* **Task details**
Output all the data exactly. Pictures do not belong in the copy.

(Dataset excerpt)
□ □ □ □
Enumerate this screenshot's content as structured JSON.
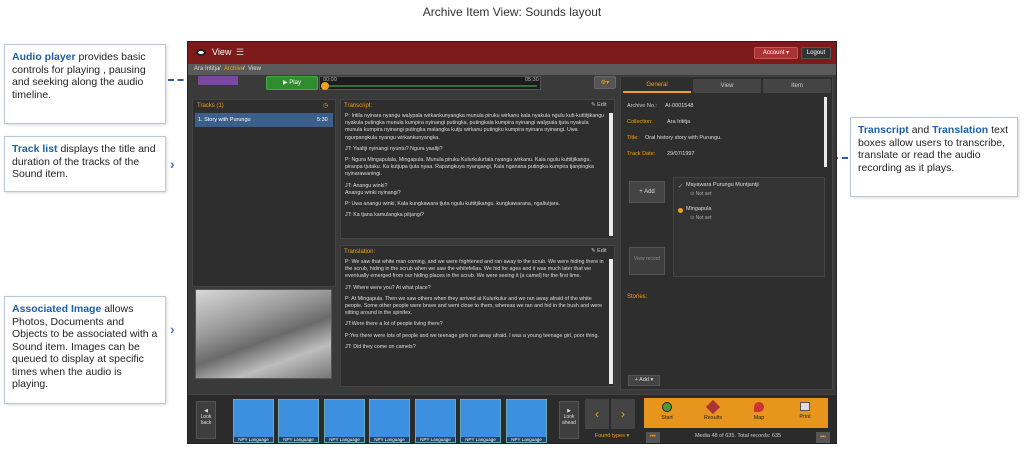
{
  "page_title": "Archive Item View: Sounds layout",
  "callouts": {
    "audio": {
      "head": "Audio player",
      "body": " provides basic controls for playing , pausing and seeking along the audio timeline."
    },
    "tracks": {
      "head": "Track list",
      "body": " displays the title and duration of the tracks of the Sound item."
    },
    "image": {
      "head": "Associated Image",
      "body": " allows Photos, Documents and Objects to be associated with a Sound item.  Images can be queued to display at specific times when the audio is playing."
    },
    "transcript": {
      "head1": "Transcript",
      "mid": " and ",
      "head2": "Translation",
      "body": " text boxes allow users to transcribe, translate or read the audio recording as it plays."
    }
  },
  "app": {
    "view_label": "View",
    "account_label": "Account ▾",
    "logout_label": "Logout",
    "breadcrumb": [
      "Ara Irititja",
      "Archive",
      "View"
    ],
    "play_label": "▶ Play",
    "time_start": "00:00",
    "time_end": "05:30",
    "tracks_header": "Tracks (1)",
    "track_title": "1. Story with Purungu",
    "track_duration": "5:30",
    "transcript_header": "Transcript:",
    "translation_header": "Translation:",
    "edit_label": "✎ Edit",
    "transcript_lines": [
      "P: Iritila nyinara nyangu walypala wirkankunyangka munula piruku wirkanu kala nyakula ngulu kuti-kuttitjikangu nyakula putingka munula kumpira nyinangi putingka, putingkala kumpira nyinangi walypala tjuta nyakula munula kumpira nyinangi putingka malangka kutju wirkanu putingku kumpira nyinara nyinangi. Uwa ngurpangkula nyangu wirkankunyangka.",
      "JT: Yaaltji nyinangi nyuntu? Ngura yaaltji?",
      "P: Ngura Mingapulala, Mingapula. Munula piruku Kulurkulurtala nyangu wirkanu. Kala ngulu kuttitjikangu, piranpa tjutaku. Ka kutjupa tjuta nyaa. Rapangkuya nyangangi, Kala nganana putingka kumpira tjanpingka nyinarawaningi.",
      "JT: Anangu winki?",
      "Anangu winki nyinangi?",
      "P: Uwa anangu winki, Kala kungkawara tjuta ngulu kuttitjikangu. kungkawarana, ngaltutjara.",
      "JT: Ka tjana kamulangka pitjangi?"
    ],
    "translation_lines": [
      "P: We saw that white man coming, and we were frightened and ran away to the scrub. We were hiding there in the scrub, hiding in the scrub when we saw the whitefellas. We hid for ages and it was much later that we eventually emerged from our hiding places in the scrub. We were seeing it [a camel] for the first time.",
      "JT: Where were you? At what place?",
      "P: At Mingapula. Then we saw others when they arrived at Kulurkulur and we ran away afraid of the white people. Some other people were brave and went close to them, whereas we ran and hid in the bush and were sitting around in the spinifex.",
      "JT:Were there a lot of people living there?",
      "P:Yes there were lots of people and we teenage girls ran away afraid. I was a young teenage girl, poor thing.",
      "JT: Did they come on camels?"
    ],
    "tabs": [
      "General",
      "View",
      "Item"
    ],
    "fields": [
      {
        "label": "Archive No.:",
        "value": "AI-0001548"
      },
      {
        "label": "Collection:",
        "value": "Ara Irititja"
      },
      {
        "label": "Title:",
        "value": "Oral history story with Purungu."
      },
      {
        "label": "Track Date:",
        "value": "29/07/1997"
      }
    ],
    "add_label": "+ Add",
    "view_record_label": "View record",
    "people": [
      {
        "name": "Mayawara Purungu Muntjantji",
        "status": "Not set"
      },
      {
        "name": "Mingapula",
        "status": "Not set"
      }
    ],
    "stories_label": "Stories:",
    "add_menu_label": "+ Add ▾",
    "look_back": "Look back",
    "look_ahead": "Look ahead",
    "thumb_label": "NPY Language",
    "found_types": "Found types ▾",
    "actions": [
      "Start",
      "Results",
      "Map",
      "Print"
    ],
    "record_info": "Media 48 of 635.  Total records: 635"
  }
}
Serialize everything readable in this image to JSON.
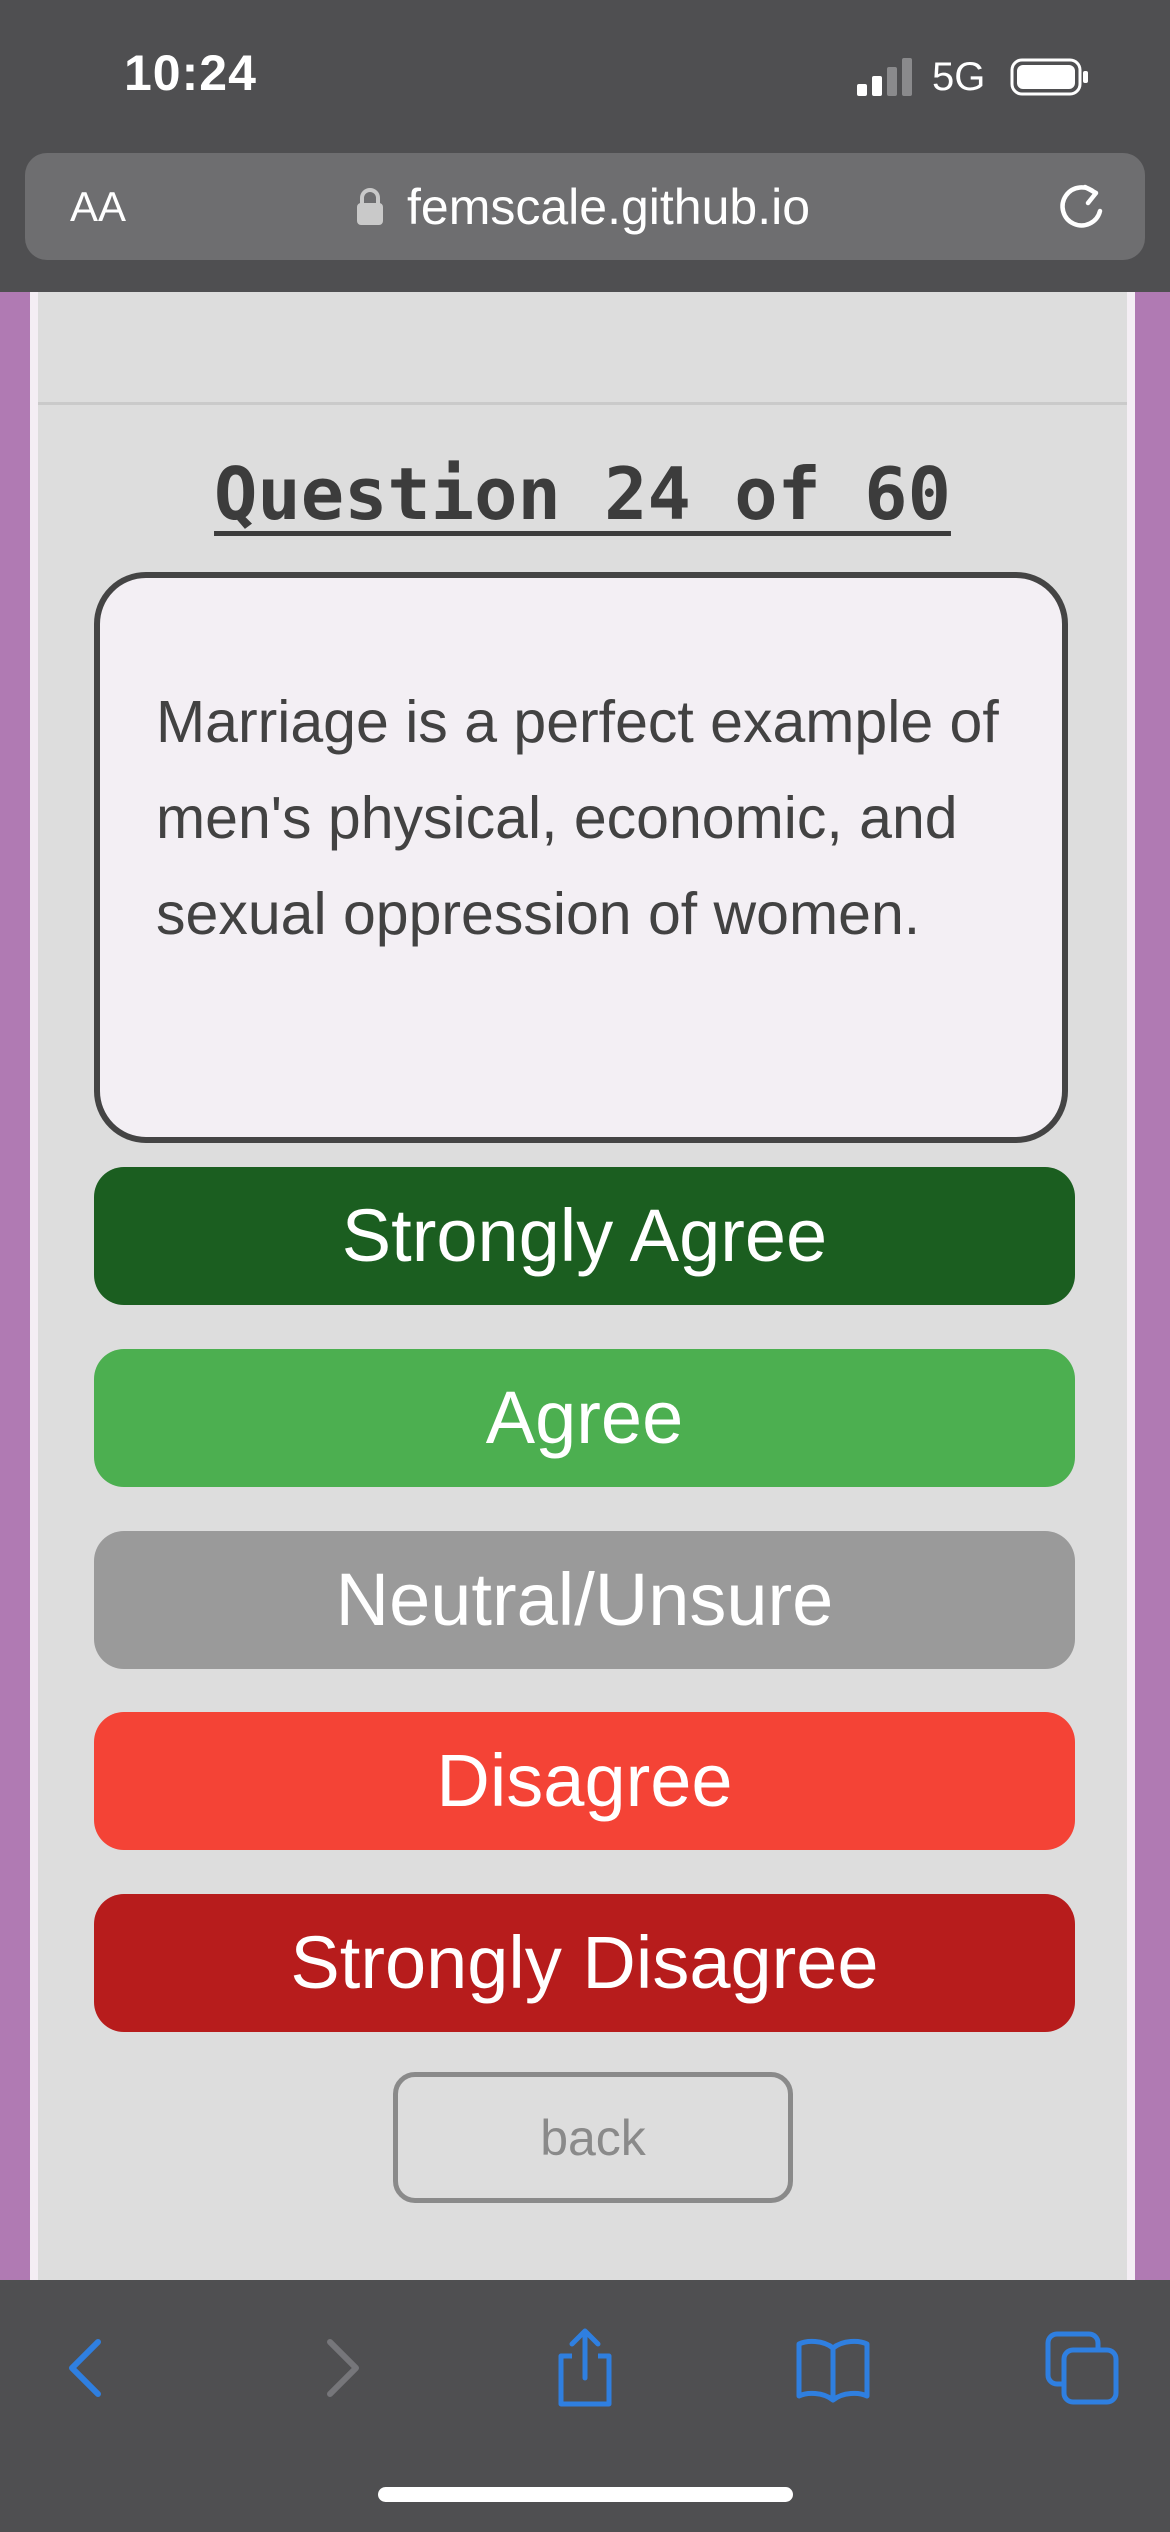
{
  "status_bar": {
    "time": "10:24",
    "network": "5G"
  },
  "browser": {
    "text_size_label": "AA",
    "url": "femscale.github.io"
  },
  "quiz": {
    "question_title": "Question 24 of 60",
    "question_text": "Marriage is a perfect example of men's physical, economic, and sexual oppression of women.",
    "answers": [
      "Strongly Agree",
      "Agree",
      "Neutral/Unsure",
      "Disagree",
      "Strongly Disagree"
    ],
    "back_label": "back"
  },
  "toolbar": {
    "icons": [
      "back-icon",
      "forward-icon",
      "share-icon",
      "bookmarks-icon",
      "tabs-icon"
    ]
  },
  "colors": {
    "page_background": "#b07ab3",
    "panel_background": "#dddddd",
    "strongly_agree": "#1b5e20",
    "agree": "#4caf50",
    "neutral": "#9a9a9a",
    "disagree": "#f44336",
    "strongly_disagree": "#b71c1c",
    "toolbar_accent": "#2f7fe0"
  }
}
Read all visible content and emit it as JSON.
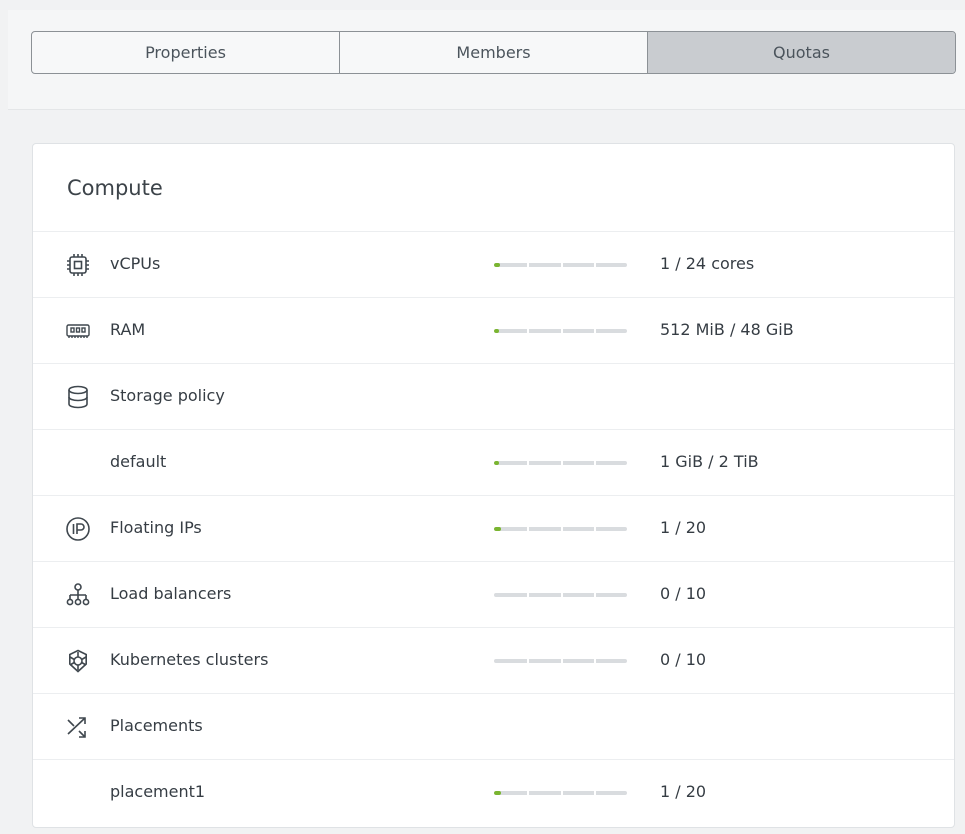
□ □ □ □
* **Solution for this exercise**
Enumerate this screenshot's content as structured JSON.
{
  "page_title": "Archive Item View: Sounds layout",
  "callouts": {
    "audio": {
      "head": "Audio player",
      "body": " provides basic controls for playing , pausing and seeking along the audio timeline."
    },
    "tracks": {
      "head": "Track list",
      "body": " displays the title and duration of the tracks of the Sound item."
    },
    "image": {
      "head": "Associated Image",
      "body": " allows Photos, Documents and Objects to be associated with a Sound item.  Images can be queued to display at specific times when the audio is playing."
    },
    "transcript": {
      "head1": "Transcript",
      "mid": " and ",
      "head2": "Translation",
      "body": " text boxes allow users to transcribe, translate or read the audio recording as it plays."
    }
  },
  "app": {
    "view_label": "View",
    "account_label": "Account ▾",
    "logout_label": "Logout",
    "breadcrumb": [
      "Ara Irititja",
      "Archive",
      "View"
    ],
    "play_label": "▶ Play",
    "time_start": "00:00",
    "time_end": "05:30",
    "tracks_header": "Tracks (1)",
    "track_title": "1. Story with Purungu",
    "track_duration": "5:30",
    "transcript_header": "Transcript:",
    "translation_header": "Translation:",
    "edit_label": "✎ Edit",
    "transcript_lines": [
      "P: Iritila nyinara nyangu walypala wirkankunyangka munula piruku wirkanu kala nyakula ngulu kuti-kuttitjikangu nyakula putingka munula kumpira nyinangi putingka, putingkala kumpira nyinangi walypala tjuta nyakula munula kumpira nyinangi putingka malangka kutju wirkanu putingku kumpira nyinara nyinangi. Uwa ngurpangkula nyangu wirkankunyangka.",
      "JT: Yaaltji nyinangi nyuntu? Ngura yaaltji?",
      "P: Ngura Mingapulala, Mingapula. Munula piruku Kulurkulurtala nyangu wirkanu. Kala ngulu kuttitjikangu, piranpa tjutaku. Ka kutjupa tjuta nyaa. Rapangkuya nyangangi, Kala nganana putingka kumpira tjanpingka nyinarawaningi.",
      "JT: Anangu winki?",
      "Anangu winki nyinangi?",
      "P: Uwa anangu winki, Kala kungkawara tjuta ngulu kuttitjikangu. kungkawarana, ngaltutjara.",
      "JT: Ka tjana kamulangka pitjangi?"
    ],
    "translation_lines": [
      "P: We saw that white man coming, and we were frightened and ran away to the scrub. We were hiding there in the scrub, hiding in the scrub when we saw the whitefellas. We hid for ages and it was much later that we eventually emerged from our hiding places in the scrub. We were seeing it [a camel] for the first time.",
      "JT: Where were you? At what place?",
      "P: At Mingapula. Then we saw others when they arrived at Kulurkulur and we ran away afraid of the white people. Some other people were brave and went close to them, whereas we ran and hid in the bush and were sitting around in the spinifex.",
      "JT:Were there a lot of people living there?",
      "P:Yes there were lots of people and we teenage girls ran away afraid. I was a young teenage girl, poor thing.",
      "JT: Did they come on camels?"
    ],
    "tabs": [
      "General",
      "View",
      "Item"
    ],
    "fields": [
      {
        "label": "Archive No.:",
        "value": "AI-0001548"
      },
      {
        "label": "Collection:",
        "value": "Ara Irititja"
      },
      {
        "label": "Title:",
        "value": "Oral history story with Purungu."
      },
      {
        "label": "Track Date:",
        "value": "29/07/1997"
      }
    ],
    "add_label": "+ Add",
    "view_record_label": "View record",
    "people": [
      {
        "name": "Mayawara Purungu Muntjantji",
        "status": "Not set"
      },
      {
        "name": "Mingapula",
        "status": "Not set"
      }
    ],
    "stories_label": "Stories:",
    "add_menu_label": "+ Add ▾",
    "look_back": "Look back",
    "look_ahead": "Look ahead",
    "thumb_label": "NPY Language",
    "found_types": "Found types ▾",
    "actions": [
      "Start",
      "Results",
      "Map",
      "Print"
    ],
    "record_info": "Media 48 of 635.  Total records: 635"
  }
}
Serialize everything readable in this image to JSON.
{
  "status_bar": {
    "time": "10:24",
    "network": "5G"
  },
  "browser": {
    "text_size_label": "AA",
    "url": "femscale.github.io"
  },
  "quiz": {
    "question_title": "Question 24 of 60",
    "question_text": "Marriage is a perfect example of men's physical, economic, and sexual oppression of women.",
    "answers": [
      "Strongly Agree",
      "Agree",
      "Neutral/Unsure",
      "Disagree",
      "Strongly Disagree"
    ],
    "back_label": "back"
  },
  "toolbar": {
    "icons": [
      "back-icon",
      "forward-icon",
      "share-icon",
      "bookmarks-icon",
      "tabs-icon"
    ]
  },
  "colors": {
    "page_background": "#b07ab3",
    "panel_background": "#dddddd",
    "strongly_agree": "#1b5e20",
    "agree": "#4caf50",
    "neutral": "#9a9a9a",
    "disagree": "#f44336",
    "strongly_disagree": "#b71c1c",
    "toolbar_accent": "#2f7fe0"
  }
}
Read all visible content and emit it as JSON.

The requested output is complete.